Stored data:
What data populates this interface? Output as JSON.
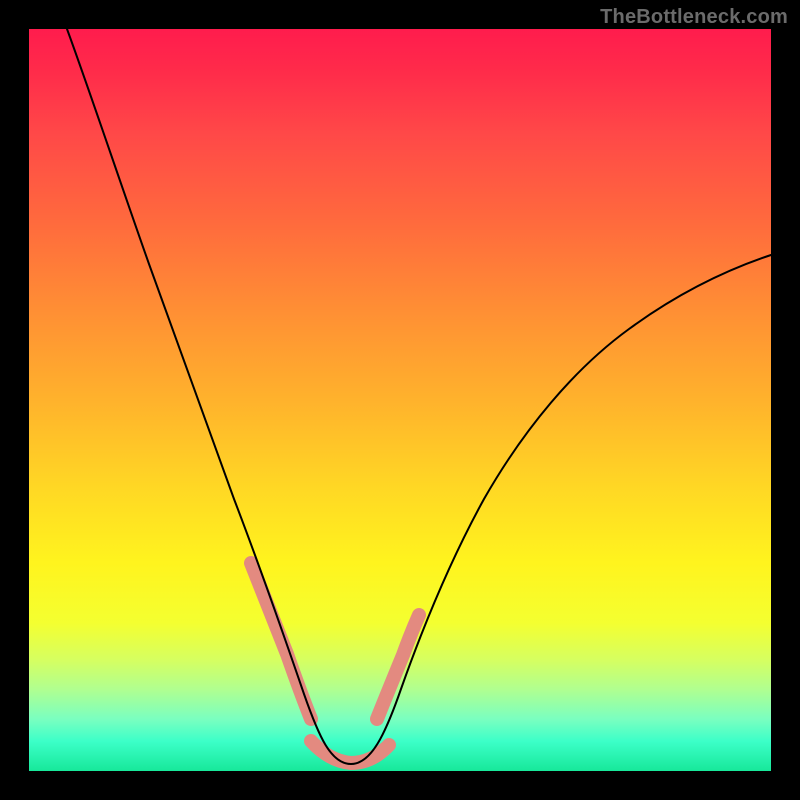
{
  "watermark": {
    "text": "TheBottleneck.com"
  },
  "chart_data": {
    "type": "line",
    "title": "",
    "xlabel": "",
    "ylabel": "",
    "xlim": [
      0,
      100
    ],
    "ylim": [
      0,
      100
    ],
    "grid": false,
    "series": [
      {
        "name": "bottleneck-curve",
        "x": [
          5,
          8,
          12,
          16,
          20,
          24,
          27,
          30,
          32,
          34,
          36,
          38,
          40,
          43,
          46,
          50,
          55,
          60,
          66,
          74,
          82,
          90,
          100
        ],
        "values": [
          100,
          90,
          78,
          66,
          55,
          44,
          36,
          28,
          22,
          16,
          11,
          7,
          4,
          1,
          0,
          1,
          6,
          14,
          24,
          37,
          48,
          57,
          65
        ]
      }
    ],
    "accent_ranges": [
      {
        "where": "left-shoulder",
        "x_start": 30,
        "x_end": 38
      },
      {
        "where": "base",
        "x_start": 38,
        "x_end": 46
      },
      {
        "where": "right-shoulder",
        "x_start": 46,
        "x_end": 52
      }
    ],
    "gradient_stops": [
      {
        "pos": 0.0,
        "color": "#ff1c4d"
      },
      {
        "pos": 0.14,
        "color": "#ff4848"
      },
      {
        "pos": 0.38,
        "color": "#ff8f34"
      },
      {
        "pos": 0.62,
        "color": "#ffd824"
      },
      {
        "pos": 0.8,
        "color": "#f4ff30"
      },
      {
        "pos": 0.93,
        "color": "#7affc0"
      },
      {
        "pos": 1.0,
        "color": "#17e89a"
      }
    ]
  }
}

...

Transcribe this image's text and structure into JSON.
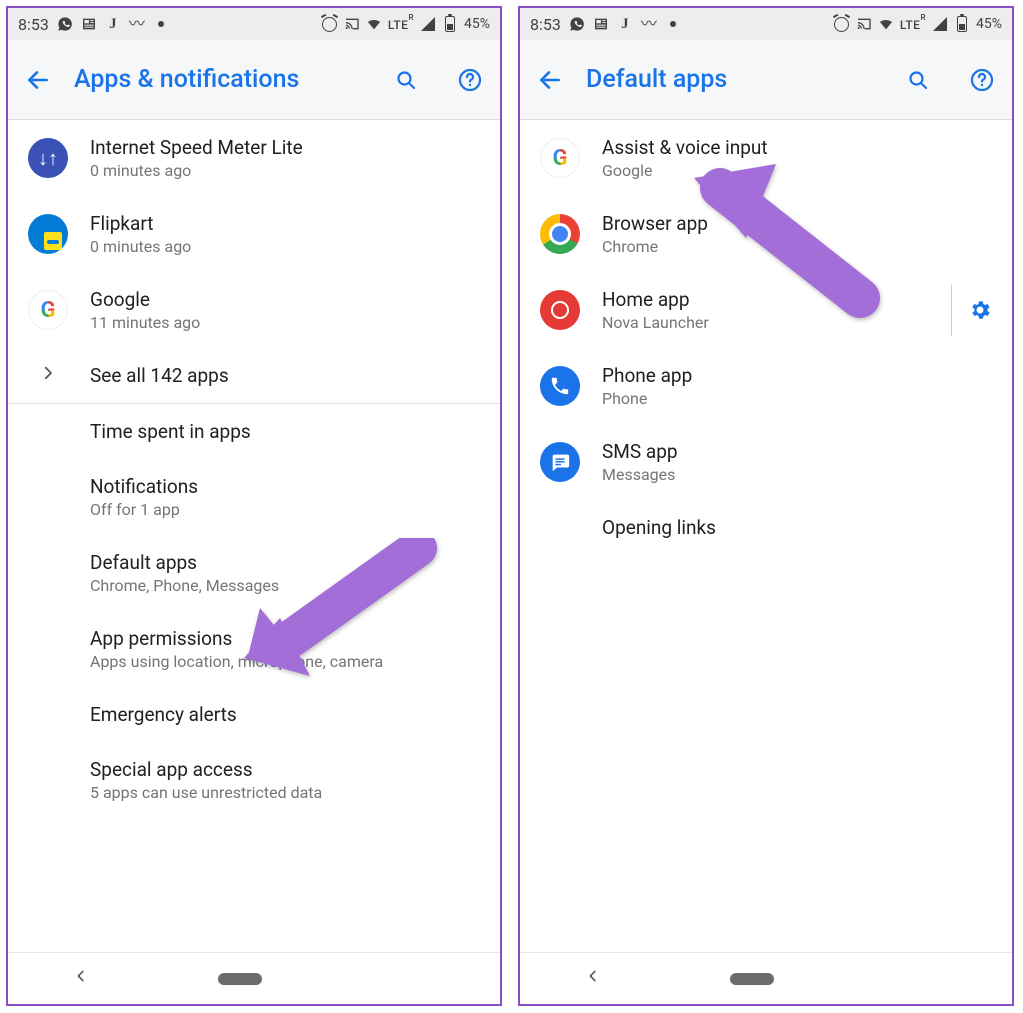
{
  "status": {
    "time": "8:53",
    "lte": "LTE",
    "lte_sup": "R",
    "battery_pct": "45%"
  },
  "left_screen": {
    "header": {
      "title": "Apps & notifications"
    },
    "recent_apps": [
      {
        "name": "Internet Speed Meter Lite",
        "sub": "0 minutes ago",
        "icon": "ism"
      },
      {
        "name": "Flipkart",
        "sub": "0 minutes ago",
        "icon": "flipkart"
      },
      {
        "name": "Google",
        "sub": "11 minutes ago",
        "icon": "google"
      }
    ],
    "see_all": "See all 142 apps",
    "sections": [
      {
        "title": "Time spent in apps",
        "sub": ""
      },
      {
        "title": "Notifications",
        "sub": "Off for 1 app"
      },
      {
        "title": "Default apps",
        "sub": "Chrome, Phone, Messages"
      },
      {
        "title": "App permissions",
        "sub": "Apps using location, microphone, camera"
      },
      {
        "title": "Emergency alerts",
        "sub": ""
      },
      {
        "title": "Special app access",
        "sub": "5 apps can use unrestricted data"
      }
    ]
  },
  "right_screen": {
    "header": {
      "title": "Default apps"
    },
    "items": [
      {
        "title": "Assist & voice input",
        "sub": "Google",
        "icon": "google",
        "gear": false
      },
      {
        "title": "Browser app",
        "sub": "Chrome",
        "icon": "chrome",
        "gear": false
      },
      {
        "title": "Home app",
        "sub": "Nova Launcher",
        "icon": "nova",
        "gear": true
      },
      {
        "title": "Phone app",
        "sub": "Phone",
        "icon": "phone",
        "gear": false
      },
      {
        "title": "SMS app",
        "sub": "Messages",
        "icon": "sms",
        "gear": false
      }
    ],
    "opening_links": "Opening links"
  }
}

* What you should do: Using the listing above, pick out each line that contains the word "color", then copy it.

* Result:
        "color": "#ff1c4d"
        "color": "#ff4848"
        "color": "#ff8f34"
        "color": "#ffd824"
        "color": "#f4ff30"
        "color": "#7affc0"
        "color": "#17e89a"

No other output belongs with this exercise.